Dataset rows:
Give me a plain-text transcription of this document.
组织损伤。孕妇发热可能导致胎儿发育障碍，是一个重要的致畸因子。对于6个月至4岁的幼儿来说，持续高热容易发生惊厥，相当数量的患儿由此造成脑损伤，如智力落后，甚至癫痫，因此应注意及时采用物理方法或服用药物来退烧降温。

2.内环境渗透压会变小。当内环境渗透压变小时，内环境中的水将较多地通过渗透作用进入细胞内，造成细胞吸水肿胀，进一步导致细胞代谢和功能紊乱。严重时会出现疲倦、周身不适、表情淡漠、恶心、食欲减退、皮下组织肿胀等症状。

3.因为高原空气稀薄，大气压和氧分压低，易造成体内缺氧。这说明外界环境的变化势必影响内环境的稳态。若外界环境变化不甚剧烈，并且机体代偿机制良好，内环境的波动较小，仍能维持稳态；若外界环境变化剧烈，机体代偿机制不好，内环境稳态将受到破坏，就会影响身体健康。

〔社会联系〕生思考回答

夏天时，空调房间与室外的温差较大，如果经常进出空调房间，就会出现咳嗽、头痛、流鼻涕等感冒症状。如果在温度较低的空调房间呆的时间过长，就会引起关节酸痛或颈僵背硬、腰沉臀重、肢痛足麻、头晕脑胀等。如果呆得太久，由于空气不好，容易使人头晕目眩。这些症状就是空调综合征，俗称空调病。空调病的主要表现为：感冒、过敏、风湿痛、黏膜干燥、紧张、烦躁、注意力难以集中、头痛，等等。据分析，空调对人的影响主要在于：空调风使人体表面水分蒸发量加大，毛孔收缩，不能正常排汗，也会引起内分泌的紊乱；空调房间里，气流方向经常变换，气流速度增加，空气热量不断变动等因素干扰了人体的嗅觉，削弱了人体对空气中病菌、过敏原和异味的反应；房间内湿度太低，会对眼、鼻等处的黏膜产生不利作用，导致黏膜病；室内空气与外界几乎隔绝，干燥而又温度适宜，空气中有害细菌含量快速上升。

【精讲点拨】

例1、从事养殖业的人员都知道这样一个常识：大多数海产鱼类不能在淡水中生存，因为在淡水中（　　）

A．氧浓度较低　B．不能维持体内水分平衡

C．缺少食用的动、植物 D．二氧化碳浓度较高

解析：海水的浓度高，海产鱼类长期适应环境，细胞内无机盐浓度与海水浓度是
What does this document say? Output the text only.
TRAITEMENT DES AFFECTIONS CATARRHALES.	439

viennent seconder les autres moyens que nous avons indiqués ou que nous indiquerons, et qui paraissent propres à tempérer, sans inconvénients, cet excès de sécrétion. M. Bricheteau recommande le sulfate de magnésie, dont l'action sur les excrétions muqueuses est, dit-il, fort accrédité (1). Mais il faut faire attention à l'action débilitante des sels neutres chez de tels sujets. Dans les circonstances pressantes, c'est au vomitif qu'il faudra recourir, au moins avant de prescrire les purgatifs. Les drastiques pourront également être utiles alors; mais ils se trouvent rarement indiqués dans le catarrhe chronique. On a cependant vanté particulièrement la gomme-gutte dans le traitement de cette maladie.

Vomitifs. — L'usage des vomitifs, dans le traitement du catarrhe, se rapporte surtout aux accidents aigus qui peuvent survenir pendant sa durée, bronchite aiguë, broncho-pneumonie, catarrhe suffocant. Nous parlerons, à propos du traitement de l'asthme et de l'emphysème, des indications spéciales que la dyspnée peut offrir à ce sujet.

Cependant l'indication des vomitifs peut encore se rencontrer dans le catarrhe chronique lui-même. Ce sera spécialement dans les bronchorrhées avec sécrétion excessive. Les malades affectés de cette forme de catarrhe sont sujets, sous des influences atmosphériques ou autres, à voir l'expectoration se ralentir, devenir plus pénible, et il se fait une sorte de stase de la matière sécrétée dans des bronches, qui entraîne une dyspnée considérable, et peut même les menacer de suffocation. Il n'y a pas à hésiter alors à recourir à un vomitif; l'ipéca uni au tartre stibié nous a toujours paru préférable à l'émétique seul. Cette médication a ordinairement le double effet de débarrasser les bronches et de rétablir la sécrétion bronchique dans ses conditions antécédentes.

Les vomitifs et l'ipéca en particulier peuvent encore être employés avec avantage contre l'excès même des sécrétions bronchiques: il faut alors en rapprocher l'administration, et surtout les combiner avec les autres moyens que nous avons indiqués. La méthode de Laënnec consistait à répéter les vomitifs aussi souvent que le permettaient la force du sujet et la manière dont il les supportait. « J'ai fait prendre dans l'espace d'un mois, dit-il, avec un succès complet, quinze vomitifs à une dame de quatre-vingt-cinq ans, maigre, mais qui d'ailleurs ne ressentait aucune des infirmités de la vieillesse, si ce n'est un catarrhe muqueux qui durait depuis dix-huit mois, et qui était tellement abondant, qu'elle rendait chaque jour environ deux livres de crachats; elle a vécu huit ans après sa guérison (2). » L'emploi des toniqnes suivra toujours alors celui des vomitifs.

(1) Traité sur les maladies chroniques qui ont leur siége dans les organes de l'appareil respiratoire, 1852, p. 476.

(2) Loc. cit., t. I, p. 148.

** TASK DIRECTIONS **
In the entries above, find each line with the word "this" and copy it.

** RIGHT ANSWER **
Give me a plain-text transcription of this document.
What does this document say? Output the text only.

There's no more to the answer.